Your task is to repeat the lines below exactly, excluding any pictures they contain.

════

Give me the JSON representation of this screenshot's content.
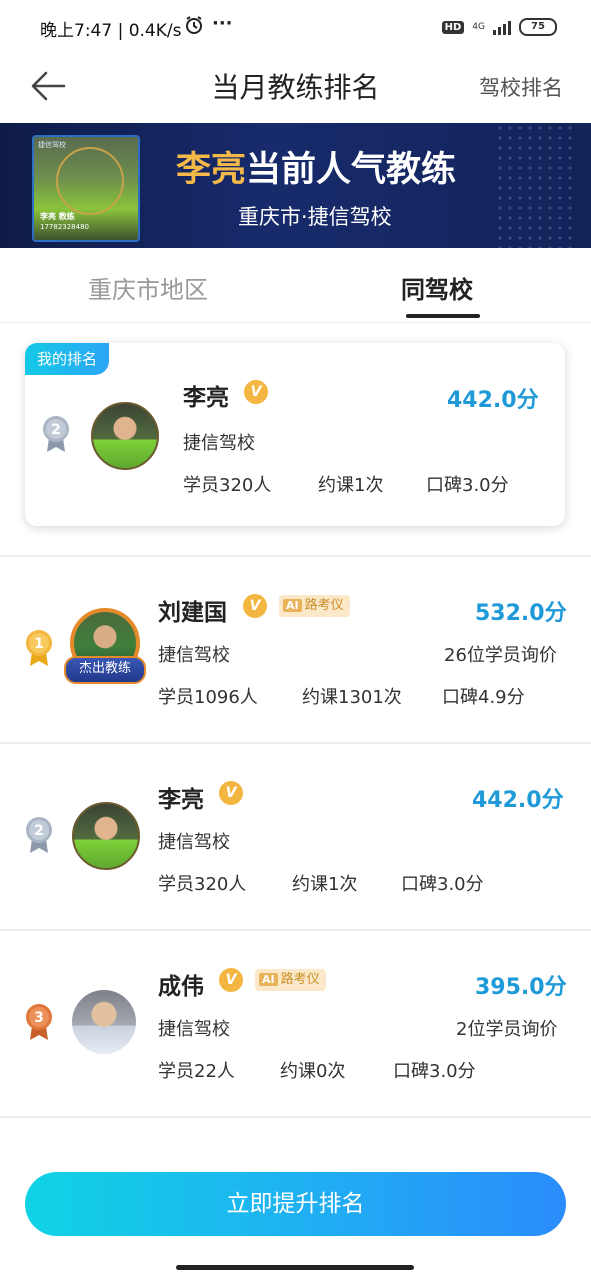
{
  "status_bar": {
    "time": "晚上7:47 | 0.4K/s",
    "alarm_icon": "alarm-icon",
    "more": "···",
    "hd": "HD",
    "network": "4G",
    "battery": "75"
  },
  "nav": {
    "title": "当月教练排名",
    "right_link": "驾校排名"
  },
  "banner": {
    "highlight_name": "李亮",
    "headline_rest": "当前人气教练",
    "subtitle": "重庆市·捷信驾校",
    "photo_tag": "捷信驾校",
    "photo_name": "李亮 教练",
    "photo_phone": "17782328480"
  },
  "tabs": [
    {
      "label": "重庆市地区",
      "active": false
    },
    {
      "label": "同驾校",
      "active": true
    }
  ],
  "my_rank": {
    "badge": "我的排名",
    "rank": "2",
    "name": "李亮",
    "verified": "V",
    "score": "442.0分",
    "school": "捷信驾校",
    "students": "学员320人",
    "lessons": "约课1次",
    "rating": "口碑3.0分"
  },
  "rankings": [
    {
      "rank": "1",
      "name": "刘建国",
      "verified": "V",
      "ai_tag": "AI",
      "tag_text": "路考仪",
      "frame_label": "杰出教练",
      "score": "532.0分",
      "school": "捷信驾校",
      "inquiries": "26位学员询价",
      "students": "学员1096人",
      "lessons": "约课1301次",
      "rating": "口碑4.9分"
    },
    {
      "rank": "2",
      "name": "李亮",
      "verified": "V",
      "score": "442.0分",
      "school": "捷信驾校",
      "students": "学员320人",
      "lessons": "约课1次",
      "rating": "口碑3.0分"
    },
    {
      "rank": "3",
      "name": "成伟",
      "verified": "V",
      "ai_tag": "AI",
      "tag_text": "路考仪",
      "score": "395.0分",
      "school": "捷信驾校",
      "inquiries": "2位学员询价",
      "students": "学员22人",
      "lessons": "约课0次",
      "rating": "口碑3.0分"
    }
  ],
  "cta": {
    "label": "立即提升排名"
  },
  "colors": {
    "score_blue": "#1f9ad8",
    "cta_start": "#10d3e4",
    "cta_end": "#2b8cfb",
    "gold": "#f3b640",
    "silver": "#a9b4c4",
    "bronze": "#e0773a"
  }
}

════

RESULT BELOW ->
Give me the JSON representation of this screenshot's content.
{
  "status_bar": {
    "time": "晚上7:47 | 0.4K/s",
    "alarm_icon": "alarm-icon",
    "more": "···",
    "hd": "HD",
    "network": "4G",
    "battery": "75"
  },
  "nav": {
    "title": "当月教练排名",
    "right_link": "驾校排名"
  },
  "banner": {
    "highlight_name": "李亮",
    "headline_rest": "当前人气教练",
    "subtitle": "重庆市·捷信驾校",
    "photo_tag": "捷信驾校",
    "photo_name": "李亮 教练",
    "photo_phone": "17782328480"
  },
  "tabs": [
    {
      "label": "重庆市地区",
      "active": false
    },
    {
      "label": "同驾校",
      "active": true
    }
  ],
  "my_rank": {
    "badge": "我的排名",
    "rank": "2",
    "name": "李亮",
    "verified": "V",
    "score": "442.0分",
    "school": "捷信驾校",
    "students": "学员320人",
    "lessons": "约课1次",
    "rating": "口碑3.0分"
  },
  "rankings": [
    {
      "rank": "1",
      "name": "刘建国",
      "verified": "V",
      "ai_tag": "AI",
      "tag_text": "路考仪",
      "frame_label": "杰出教练",
      "score": "532.0分",
      "school": "捷信驾校",
      "inquiries": "26位学员询价",
      "students": "学员1096人",
      "lessons": "约课1301次",
      "rating": "口碑4.9分"
    },
    {
      "rank": "2",
      "name": "李亮",
      "verified": "V",
      "score": "442.0分",
      "school": "捷信驾校",
      "students": "学员320人",
      "lessons": "约课1次",
      "rating": "口碑3.0分"
    },
    {
      "rank": "3",
      "name": "成伟",
      "verified": "V",
      "ai_tag": "AI",
      "tag_text": "路考仪",
      "score": "395.0分",
      "school": "捷信驾校",
      "inquiries": "2位学员询价",
      "students": "学员22人",
      "lessons": "约课0次",
      "rating": "口碑3.0分"
    }
  ],
  "cta": {
    "label": "立即提升排名"
  },
  "colors": {
    "score_blue": "#1f9ad8",
    "cta_start": "#10d3e4",
    "cta_end": "#2b8cfb",
    "gold": "#f3b640",
    "silver": "#a9b4c4",
    "bronze": "#e0773a"
  }
}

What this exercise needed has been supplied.